### SET PROBLEM
Copy out word for word everything from the start of the data down to the line containing "632, 150, 820]", with both of those lines included.
-- start of LISTED RECORDS --
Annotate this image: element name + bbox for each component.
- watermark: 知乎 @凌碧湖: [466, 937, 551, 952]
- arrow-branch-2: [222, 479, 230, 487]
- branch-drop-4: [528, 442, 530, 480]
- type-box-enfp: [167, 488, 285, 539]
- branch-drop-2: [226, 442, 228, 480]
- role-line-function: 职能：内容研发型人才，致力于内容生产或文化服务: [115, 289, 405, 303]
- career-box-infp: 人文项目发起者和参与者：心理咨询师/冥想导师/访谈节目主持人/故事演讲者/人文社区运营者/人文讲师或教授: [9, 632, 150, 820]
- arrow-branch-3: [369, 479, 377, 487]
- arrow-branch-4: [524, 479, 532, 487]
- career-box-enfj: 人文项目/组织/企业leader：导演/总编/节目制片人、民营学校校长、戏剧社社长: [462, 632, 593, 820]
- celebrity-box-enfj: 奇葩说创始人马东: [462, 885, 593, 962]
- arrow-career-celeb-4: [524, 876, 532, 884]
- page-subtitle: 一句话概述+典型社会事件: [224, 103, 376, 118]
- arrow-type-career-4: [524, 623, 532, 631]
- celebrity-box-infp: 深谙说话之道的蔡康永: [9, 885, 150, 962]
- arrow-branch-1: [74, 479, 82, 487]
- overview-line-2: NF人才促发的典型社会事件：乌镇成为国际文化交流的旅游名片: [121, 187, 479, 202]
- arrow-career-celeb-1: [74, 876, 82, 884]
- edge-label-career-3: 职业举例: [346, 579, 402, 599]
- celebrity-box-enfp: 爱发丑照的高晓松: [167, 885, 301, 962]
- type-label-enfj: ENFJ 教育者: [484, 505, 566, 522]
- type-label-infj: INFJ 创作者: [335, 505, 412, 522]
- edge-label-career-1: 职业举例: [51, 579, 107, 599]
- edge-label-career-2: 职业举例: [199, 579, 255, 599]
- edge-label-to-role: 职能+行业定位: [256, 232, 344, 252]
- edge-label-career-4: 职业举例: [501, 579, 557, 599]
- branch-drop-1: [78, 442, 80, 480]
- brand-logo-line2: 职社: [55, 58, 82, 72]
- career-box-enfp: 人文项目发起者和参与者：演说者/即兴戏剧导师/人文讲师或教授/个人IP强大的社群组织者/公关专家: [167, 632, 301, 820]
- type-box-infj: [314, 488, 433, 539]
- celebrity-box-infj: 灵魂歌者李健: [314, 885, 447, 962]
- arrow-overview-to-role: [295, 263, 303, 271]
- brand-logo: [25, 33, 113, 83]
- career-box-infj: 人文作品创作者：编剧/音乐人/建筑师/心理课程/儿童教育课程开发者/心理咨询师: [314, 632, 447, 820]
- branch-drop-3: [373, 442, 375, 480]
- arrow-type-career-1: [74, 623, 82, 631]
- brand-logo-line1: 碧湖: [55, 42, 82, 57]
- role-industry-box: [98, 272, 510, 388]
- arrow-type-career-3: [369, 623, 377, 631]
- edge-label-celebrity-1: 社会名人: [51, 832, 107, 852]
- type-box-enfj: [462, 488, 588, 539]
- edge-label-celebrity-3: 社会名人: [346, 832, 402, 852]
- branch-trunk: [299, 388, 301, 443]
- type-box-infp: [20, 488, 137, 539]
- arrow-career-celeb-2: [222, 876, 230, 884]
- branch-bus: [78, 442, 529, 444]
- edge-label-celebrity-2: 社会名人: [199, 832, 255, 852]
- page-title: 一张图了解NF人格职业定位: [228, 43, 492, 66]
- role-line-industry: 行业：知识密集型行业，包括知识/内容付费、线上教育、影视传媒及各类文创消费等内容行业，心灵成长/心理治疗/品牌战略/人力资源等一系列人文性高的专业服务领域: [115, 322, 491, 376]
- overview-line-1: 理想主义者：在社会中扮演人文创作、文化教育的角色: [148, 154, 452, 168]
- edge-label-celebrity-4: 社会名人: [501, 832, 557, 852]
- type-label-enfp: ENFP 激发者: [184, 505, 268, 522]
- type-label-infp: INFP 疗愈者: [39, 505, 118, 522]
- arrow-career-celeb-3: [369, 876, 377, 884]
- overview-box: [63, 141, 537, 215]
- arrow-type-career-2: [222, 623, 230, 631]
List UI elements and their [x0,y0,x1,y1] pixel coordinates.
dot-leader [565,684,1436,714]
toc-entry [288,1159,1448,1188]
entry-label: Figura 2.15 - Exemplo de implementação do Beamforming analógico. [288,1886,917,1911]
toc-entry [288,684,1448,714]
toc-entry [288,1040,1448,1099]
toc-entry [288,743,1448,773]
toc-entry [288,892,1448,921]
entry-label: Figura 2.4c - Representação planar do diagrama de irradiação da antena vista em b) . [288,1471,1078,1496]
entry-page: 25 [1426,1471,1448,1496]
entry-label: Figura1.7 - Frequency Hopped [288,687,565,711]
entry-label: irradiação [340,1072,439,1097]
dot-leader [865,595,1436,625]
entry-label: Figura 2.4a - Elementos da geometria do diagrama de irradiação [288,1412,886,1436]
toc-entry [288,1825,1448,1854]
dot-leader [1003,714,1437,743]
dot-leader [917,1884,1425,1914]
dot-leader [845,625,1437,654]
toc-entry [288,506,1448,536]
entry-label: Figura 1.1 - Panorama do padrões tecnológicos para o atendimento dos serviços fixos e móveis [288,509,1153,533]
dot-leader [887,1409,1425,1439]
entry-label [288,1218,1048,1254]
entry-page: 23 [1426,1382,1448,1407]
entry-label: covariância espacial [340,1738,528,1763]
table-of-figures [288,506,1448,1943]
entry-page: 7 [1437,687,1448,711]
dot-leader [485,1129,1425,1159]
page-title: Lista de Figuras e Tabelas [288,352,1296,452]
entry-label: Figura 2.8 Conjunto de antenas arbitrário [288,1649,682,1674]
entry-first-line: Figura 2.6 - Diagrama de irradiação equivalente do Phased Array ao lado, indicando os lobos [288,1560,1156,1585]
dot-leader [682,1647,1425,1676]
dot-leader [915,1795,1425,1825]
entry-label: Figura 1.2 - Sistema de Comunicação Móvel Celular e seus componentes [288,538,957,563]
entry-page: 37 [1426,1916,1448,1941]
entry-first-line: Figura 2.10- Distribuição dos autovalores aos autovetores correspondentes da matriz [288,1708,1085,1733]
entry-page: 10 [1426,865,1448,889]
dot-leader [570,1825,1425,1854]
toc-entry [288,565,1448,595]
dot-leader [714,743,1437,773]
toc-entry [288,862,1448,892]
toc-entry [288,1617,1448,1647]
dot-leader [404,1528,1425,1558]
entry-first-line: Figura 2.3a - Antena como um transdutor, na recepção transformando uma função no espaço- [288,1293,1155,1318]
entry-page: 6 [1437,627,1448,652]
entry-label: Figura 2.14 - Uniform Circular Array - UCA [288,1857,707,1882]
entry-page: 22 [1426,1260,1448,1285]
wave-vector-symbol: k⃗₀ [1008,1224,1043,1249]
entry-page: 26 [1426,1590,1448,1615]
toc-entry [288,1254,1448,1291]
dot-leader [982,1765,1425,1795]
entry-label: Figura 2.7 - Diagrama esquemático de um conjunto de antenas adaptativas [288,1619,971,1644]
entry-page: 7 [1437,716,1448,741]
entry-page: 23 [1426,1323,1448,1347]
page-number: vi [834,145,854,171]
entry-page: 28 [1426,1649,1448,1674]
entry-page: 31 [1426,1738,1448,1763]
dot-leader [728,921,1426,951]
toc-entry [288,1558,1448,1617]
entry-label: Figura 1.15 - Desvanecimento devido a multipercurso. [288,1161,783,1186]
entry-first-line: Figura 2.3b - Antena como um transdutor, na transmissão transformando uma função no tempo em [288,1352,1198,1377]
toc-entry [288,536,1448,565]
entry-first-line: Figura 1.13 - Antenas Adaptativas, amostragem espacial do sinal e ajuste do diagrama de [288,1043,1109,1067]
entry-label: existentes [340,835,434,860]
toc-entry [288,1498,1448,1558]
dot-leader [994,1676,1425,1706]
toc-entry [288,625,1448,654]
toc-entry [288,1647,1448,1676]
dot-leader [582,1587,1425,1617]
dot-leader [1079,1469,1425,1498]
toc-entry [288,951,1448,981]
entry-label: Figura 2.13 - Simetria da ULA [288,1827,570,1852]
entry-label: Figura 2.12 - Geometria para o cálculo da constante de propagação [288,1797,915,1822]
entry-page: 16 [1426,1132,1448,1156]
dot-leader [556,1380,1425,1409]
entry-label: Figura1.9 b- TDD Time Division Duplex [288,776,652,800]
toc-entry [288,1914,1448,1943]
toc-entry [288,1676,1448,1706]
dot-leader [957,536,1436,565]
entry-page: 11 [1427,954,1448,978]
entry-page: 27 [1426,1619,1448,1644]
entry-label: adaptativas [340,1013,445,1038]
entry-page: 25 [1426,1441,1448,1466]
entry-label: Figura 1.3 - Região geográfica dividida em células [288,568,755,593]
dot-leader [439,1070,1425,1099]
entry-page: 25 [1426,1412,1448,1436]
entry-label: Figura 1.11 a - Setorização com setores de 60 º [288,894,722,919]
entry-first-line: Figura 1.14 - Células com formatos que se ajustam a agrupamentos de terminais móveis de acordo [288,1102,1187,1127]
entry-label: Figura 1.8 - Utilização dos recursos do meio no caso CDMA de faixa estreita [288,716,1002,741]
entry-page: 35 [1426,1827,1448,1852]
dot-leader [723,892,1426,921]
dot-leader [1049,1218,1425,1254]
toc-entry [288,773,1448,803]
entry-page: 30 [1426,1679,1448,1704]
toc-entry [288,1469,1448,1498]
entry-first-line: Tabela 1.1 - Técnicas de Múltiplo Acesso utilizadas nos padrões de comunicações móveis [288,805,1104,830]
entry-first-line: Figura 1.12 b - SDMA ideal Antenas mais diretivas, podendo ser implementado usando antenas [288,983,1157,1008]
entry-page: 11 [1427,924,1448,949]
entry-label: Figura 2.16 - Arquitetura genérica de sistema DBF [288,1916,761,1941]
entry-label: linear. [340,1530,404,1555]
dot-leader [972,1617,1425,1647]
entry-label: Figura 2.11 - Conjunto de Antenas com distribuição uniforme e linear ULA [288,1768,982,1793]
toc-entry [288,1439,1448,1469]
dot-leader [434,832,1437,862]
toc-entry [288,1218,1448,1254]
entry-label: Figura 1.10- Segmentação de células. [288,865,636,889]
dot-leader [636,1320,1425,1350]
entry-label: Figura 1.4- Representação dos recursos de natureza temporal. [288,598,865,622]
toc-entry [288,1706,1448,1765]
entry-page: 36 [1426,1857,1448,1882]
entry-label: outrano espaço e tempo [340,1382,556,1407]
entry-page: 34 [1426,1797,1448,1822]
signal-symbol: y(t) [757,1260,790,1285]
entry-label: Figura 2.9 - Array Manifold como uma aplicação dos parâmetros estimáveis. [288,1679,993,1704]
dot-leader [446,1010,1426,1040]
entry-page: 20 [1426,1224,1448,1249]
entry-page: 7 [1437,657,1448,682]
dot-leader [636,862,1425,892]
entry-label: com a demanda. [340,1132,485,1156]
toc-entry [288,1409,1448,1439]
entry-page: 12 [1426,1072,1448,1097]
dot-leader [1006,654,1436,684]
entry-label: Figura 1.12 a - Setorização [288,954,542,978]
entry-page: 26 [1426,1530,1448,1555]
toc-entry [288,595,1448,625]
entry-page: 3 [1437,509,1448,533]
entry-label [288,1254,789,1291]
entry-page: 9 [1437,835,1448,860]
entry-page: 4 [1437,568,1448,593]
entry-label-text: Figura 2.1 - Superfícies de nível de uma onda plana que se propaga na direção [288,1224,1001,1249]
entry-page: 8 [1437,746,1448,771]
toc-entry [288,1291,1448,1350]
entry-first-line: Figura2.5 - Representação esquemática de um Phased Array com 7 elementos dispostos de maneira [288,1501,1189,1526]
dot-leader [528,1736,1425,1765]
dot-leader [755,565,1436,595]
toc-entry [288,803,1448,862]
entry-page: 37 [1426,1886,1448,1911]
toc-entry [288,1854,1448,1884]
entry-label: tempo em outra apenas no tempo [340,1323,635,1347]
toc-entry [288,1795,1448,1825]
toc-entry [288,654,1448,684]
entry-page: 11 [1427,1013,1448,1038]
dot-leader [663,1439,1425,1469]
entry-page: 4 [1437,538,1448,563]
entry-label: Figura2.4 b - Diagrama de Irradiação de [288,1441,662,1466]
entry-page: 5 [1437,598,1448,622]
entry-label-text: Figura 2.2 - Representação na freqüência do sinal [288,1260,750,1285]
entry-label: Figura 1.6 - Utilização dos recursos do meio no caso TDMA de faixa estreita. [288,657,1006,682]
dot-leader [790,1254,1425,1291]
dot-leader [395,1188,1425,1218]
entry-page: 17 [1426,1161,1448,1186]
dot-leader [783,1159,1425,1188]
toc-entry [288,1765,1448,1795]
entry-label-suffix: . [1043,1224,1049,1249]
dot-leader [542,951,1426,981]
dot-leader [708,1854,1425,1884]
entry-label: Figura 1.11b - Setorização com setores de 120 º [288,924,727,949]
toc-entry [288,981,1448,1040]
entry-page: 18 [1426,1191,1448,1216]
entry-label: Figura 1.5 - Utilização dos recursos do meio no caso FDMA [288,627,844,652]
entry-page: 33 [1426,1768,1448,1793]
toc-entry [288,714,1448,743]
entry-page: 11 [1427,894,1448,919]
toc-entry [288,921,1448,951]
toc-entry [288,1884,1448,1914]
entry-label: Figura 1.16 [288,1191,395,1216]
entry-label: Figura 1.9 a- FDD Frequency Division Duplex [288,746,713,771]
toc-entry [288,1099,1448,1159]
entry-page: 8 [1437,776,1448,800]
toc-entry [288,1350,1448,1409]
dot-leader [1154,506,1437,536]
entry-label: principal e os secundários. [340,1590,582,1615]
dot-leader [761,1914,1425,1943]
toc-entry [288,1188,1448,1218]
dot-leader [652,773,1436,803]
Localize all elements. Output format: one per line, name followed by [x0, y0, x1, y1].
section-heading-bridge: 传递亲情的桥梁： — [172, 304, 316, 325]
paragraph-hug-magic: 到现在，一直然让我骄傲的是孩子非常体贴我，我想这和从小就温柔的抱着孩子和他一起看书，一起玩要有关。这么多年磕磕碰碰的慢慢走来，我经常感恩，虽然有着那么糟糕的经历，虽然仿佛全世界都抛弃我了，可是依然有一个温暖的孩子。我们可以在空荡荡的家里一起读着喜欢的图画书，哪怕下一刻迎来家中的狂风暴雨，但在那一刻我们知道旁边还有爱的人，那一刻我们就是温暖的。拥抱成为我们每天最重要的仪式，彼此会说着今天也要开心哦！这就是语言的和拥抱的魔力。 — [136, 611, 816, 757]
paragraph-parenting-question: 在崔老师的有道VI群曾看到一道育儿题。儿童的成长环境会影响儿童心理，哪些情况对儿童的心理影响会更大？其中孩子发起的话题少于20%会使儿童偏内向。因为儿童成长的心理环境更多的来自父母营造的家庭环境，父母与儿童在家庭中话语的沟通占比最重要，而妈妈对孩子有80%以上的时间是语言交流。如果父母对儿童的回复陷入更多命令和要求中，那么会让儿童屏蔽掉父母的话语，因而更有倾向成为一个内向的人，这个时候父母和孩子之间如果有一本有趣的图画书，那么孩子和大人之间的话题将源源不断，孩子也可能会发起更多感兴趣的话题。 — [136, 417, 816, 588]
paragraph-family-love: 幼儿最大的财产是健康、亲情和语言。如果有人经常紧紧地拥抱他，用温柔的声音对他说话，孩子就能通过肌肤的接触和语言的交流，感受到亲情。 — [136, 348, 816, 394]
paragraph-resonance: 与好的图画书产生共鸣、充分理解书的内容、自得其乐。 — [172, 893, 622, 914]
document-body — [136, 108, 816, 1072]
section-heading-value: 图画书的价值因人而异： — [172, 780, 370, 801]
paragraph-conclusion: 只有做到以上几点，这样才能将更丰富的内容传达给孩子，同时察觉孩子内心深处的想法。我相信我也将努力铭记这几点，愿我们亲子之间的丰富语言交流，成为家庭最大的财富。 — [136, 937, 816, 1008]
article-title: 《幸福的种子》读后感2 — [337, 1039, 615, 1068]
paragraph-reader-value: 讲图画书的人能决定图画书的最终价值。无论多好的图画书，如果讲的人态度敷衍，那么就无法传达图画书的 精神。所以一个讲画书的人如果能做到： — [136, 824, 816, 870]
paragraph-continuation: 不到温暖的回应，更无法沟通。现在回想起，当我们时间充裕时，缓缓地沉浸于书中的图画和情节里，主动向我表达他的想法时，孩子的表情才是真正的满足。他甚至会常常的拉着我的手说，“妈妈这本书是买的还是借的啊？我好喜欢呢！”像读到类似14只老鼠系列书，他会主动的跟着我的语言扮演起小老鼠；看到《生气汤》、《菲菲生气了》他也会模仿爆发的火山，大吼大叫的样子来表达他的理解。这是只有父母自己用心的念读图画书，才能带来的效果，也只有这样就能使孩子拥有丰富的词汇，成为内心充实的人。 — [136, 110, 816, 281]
-- end of LISTED RECORDS --
### WRITTEN SOLUTION
Annotate this image: element name + bbox for each component.
- watermark: 知乎 @凌碧湖: [466, 937, 551, 952]
- arrow-branch-2: [222, 479, 230, 487]
- branch-drop-4: [528, 442, 530, 480]
- type-box-enfp: [167, 488, 285, 539]
- branch-drop-2: [226, 442, 228, 480]
- role-line-function: 职能：内容研发型人才，致力于内容生产或文化服务: [115, 289, 405, 303]
- career-box-infp: 人文项目发起者和参与者：心理咨询师/冥想导师/访谈节目主持人/故事演讲者/人文社区运营者/人文讲师或教授: [9, 632, 150, 820]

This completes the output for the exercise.